[Set task]
Report how many lines of the entries below contain the word "color", and nothing more.

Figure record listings
####

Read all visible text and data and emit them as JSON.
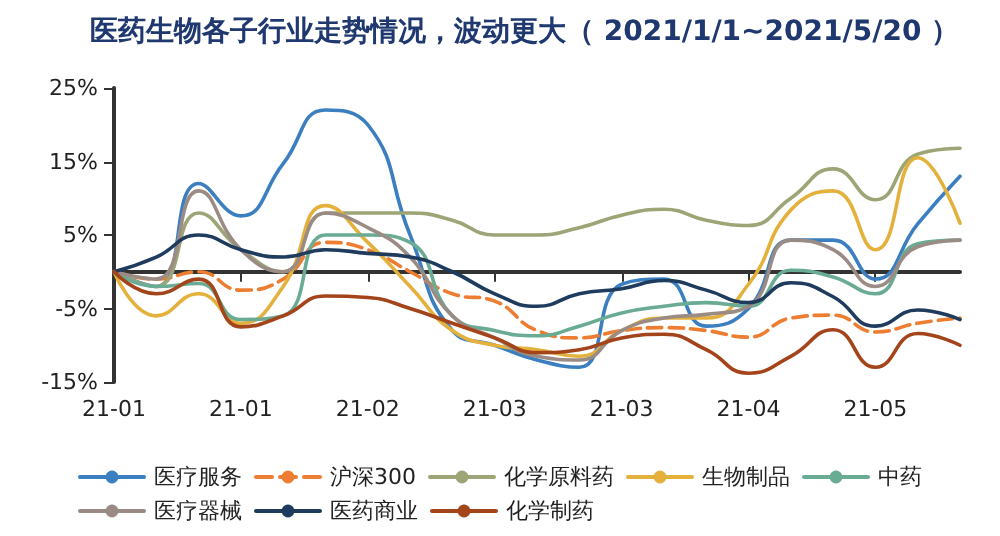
{
  "chart_data": {
    "type": "line",
    "title": "医药生物各子行业走势情况，波动更大（ 2021/1/1~2021/5/20 ）",
    "categories": [
      "21-01",
      null,
      null,
      "21-01",
      null,
      null,
      "21-02",
      null,
      null,
      "21-03",
      null,
      null,
      "21-03",
      null,
      null,
      "21-04",
      null,
      null,
      "21-05",
      null,
      null
    ],
    "ylim": [
      -15,
      25
    ],
    "yticks": [
      {
        "value": -15,
        "label": "-15%"
      },
      {
        "value": -5,
        "label": "-5%"
      },
      {
        "value": 5,
        "label": "5%"
      },
      {
        "value": 15,
        "label": "15%"
      },
      {
        "value": 25,
        "label": "25%"
      }
    ],
    "grid": false,
    "legend": "bottom",
    "marker": "none",
    "line_style": "solid",
    "series": [
      {
        "name": "医疗服务",
        "color": "#3b7fc0",
        "values": [
          0,
          -2,
          12,
          7.6,
          14.7,
          22,
          20,
          5,
          -8,
          -10,
          -12,
          -13,
          -1.7,
          -1,
          -7.4,
          -5,
          4.3,
          4.3,
          -1,
          6.5,
          13
        ]
      },
      {
        "name": "沪深300",
        "color": "#ed7d31",
        "line_style": "dashed",
        "values": [
          0,
          -1,
          0,
          -2.5,
          -1,
          4,
          3,
          0,
          -3,
          -4,
          -8,
          -9,
          -8,
          -7.6,
          -8,
          -8.9,
          -6.3,
          -5.9,
          -8.2,
          -7,
          -6.3
        ]
      },
      {
        "name": "化学原料药",
        "color": "#9da577",
        "values": [
          0,
          -2,
          8,
          3,
          0,
          8,
          8,
          8,
          7,
          5,
          5,
          6,
          7.7,
          8.5,
          7,
          6.3,
          10,
          14,
          9.8,
          16,
          16.8
        ]
      },
      {
        "name": "生物制品",
        "color": "#e4b13c",
        "values": [
          0,
          -6,
          -3,
          -7,
          -2,
          9,
          4,
          -2,
          -8,
          -10,
          -10.6,
          -11.5,
          -8,
          -6.3,
          -6.3,
          -1.7,
          8.4,
          11,
          3,
          15.5,
          6.6
        ]
      },
      {
        "name": "中药",
        "color": "#6aab94",
        "values": [
          0,
          -2,
          -1.6,
          -6.5,
          -6,
          5,
          5,
          4,
          -6,
          -8,
          -8.7,
          -7.4,
          -5.6,
          -4.7,
          -4.2,
          -4.7,
          0.2,
          -0.7,
          -3,
          3.8,
          4.3
        ]
      },
      {
        "name": "医疗器械",
        "color": "#9a8b85",
        "values": [
          0,
          -1,
          11,
          3,
          0,
          8,
          6,
          2,
          -6,
          -9,
          -11.5,
          -12,
          -8,
          -6.3,
          -5.8,
          -4.7,
          4.3,
          3,
          -2,
          3.4,
          4.3
        ]
      },
      {
        "name": "医药商业",
        "color": "#1f3c5e",
        "values": [
          0,
          2,
          5,
          3,
          2,
          3,
          2.5,
          2,
          0,
          -3,
          -4.7,
          -3,
          -2.3,
          -1.2,
          -2.5,
          -4.2,
          -1.5,
          -3.4,
          -7.4,
          -5.2,
          -6.5
        ]
      },
      {
        "name": "化学制药",
        "color": "#a3441a",
        "values": [
          0,
          -3,
          -1,
          -7.5,
          -6,
          -3.3,
          -3.5,
          -5,
          -7,
          -9,
          -11,
          -10.6,
          -9,
          -8.5,
          -10.6,
          -13.8,
          -11.5,
          -7.9,
          -13,
          -8.4,
          -10
        ]
      }
    ]
  }
}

####

[Written response]
8